>>>>

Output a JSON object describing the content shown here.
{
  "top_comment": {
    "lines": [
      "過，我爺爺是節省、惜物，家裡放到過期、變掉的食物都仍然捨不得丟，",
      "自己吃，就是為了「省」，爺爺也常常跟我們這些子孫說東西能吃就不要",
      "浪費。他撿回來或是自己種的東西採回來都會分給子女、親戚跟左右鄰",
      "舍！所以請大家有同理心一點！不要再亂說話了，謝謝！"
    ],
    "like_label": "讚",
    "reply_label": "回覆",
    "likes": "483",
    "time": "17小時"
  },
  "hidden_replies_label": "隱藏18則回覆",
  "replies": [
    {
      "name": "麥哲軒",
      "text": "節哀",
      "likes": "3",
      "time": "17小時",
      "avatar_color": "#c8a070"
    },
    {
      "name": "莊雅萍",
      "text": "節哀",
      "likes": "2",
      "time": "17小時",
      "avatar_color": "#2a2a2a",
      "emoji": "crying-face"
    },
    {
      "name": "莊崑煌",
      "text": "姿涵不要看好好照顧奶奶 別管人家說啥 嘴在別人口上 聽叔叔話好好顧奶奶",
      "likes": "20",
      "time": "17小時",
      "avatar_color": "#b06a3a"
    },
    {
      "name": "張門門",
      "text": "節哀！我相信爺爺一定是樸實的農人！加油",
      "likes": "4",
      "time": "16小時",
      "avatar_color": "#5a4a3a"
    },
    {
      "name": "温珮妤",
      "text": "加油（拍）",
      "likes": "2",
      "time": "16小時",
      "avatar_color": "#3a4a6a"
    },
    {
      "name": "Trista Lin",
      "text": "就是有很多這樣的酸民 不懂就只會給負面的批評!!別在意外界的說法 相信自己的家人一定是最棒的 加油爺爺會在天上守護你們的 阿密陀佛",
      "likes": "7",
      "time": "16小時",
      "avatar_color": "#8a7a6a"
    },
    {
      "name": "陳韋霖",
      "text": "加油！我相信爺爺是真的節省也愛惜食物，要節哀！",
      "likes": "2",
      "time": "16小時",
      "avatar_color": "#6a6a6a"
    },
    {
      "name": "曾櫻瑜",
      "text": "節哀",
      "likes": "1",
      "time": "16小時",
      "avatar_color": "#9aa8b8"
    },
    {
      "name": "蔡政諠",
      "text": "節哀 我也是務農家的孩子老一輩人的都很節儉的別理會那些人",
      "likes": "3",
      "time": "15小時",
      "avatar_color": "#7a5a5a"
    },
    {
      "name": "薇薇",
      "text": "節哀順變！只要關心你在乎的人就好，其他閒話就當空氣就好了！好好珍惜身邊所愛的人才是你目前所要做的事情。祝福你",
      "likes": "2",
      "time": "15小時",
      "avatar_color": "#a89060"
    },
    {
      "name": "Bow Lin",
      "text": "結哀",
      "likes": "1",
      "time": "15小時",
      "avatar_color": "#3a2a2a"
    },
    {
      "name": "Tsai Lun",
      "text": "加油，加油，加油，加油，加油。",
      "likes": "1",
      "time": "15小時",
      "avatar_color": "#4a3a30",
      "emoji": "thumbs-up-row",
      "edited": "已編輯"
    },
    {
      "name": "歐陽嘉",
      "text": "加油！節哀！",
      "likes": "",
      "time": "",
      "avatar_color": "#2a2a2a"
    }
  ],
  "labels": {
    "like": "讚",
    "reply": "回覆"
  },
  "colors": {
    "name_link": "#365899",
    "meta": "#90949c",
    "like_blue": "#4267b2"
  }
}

<<<<

**TASK OBJECTIVE:** Transcribe all of the lines in the records precisely.

**PROBLEM SOLUTION:**
Output a JSON object describing the content shown here.
{
  "top_comment": {
    "lines": [
      "過，我爺爺是節省、惜物，家裡放到過期、變掉的食物都仍然捨不得丟，",
      "自己吃，就是為了「省」，爺爺也常常跟我們這些子孫說東西能吃就不要",
      "浪費。他撿回來或是自己種的東西採回來都會分給子女、親戚跟左右鄰",
      "舍！所以請大家有同理心一點！不要再亂說話了，謝謝！"
    ],
    "like_label": "讚",
    "reply_label": "回覆",
    "likes": "483",
    "time": "17小時"
  },
  "hidden_replies_label": "隱藏18則回覆",
  "replies": [
    {
      "name": "麥哲軒",
      "text": "節哀",
      "likes": "3",
      "time": "17小時",
      "avatar_color": "#c8a070"
    },
    {
      "name": "莊雅萍",
      "text": "節哀",
      "likes": "2",
      "time": "17小時",
      "avatar_color": "#2a2a2a",
      "emoji": "crying-face"
    },
    {
      "name": "莊崑煌",
      "text": "姿涵不要看好好照顧奶奶 別管人家說啥 嘴在別人口上 聽叔叔話好好顧奶奶",
      "likes": "20",
      "time": "17小時",
      "avatar_color": "#b06a3a"
    },
    {
      "name": "張門門",
      "text": "節哀！我相信爺爺一定是樸實的農人！加油",
      "likes": "4",
      "time": "16小時",
      "avatar_color": "#5a4a3a"
    },
    {
      "name": "温珮妤",
      "text": "加油（拍）",
      "likes": "2",
      "time": "16小時",
      "avatar_color": "#3a4a6a"
    },
    {
      "name": "Trista Lin",
      "text": "就是有很多這樣的酸民 不懂就只會給負面的批評!!別在意外界的說法 相信自己的家人一定是最棒的 加油爺爺會在天上守護你們的 阿密陀佛",
      "likes": "7",
      "time": "16小時",
      "avatar_color": "#8a7a6a"
    },
    {
      "name": "陳韋霖",
      "text": "加油！我相信爺爺是真的節省也愛惜食物，要節哀！",
      "likes": "2",
      "time": "16小時",
      "avatar_color": "#6a6a6a"
    },
    {
      "name": "曾櫻瑜",
      "text": "節哀",
      "likes": "1",
      "time": "16小時",
      "avatar_color": "#9aa8b8"
    },
    {
      "name": "蔡政諠",
      "text": "節哀 我也是務農家的孩子老一輩人的都很節儉的別理會那些人",
      "likes": "3",
      "time": "15小時",
      "avatar_color": "#7a5a5a"
    },
    {
      "name": "薇薇",
      "text": "節哀順變！只要關心你在乎的人就好，其他閒話就當空氣就好了！好好珍惜身邊所愛的人才是你目前所要做的事情。祝福你",
      "likes": "2",
      "time": "15小時",
      "avatar_color": "#a89060"
    },
    {
      "name": "Bow Lin",
      "text": "結哀",
      "likes": "1",
      "time": "15小時",
      "avatar_color": "#3a2a2a"
    },
    {
      "name": "Tsai Lun",
      "text": "加油，加油，加油，加油，加油。",
      "likes": "1",
      "time": "15小時",
      "avatar_color": "#4a3a30",
      "emoji": "thumbs-up-row",
      "edited": "已編輯"
    },
    {
      "name": "歐陽嘉",
      "text": "加油！節哀！",
      "likes": "",
      "time": "",
      "avatar_color": "#2a2a2a"
    }
  ],
  "labels": {
    "like": "讚",
    "reply": "回覆"
  },
  "colors": {
    "name_link": "#365899",
    "meta": "#90949c",
    "like_blue": "#4267b2"
  }
}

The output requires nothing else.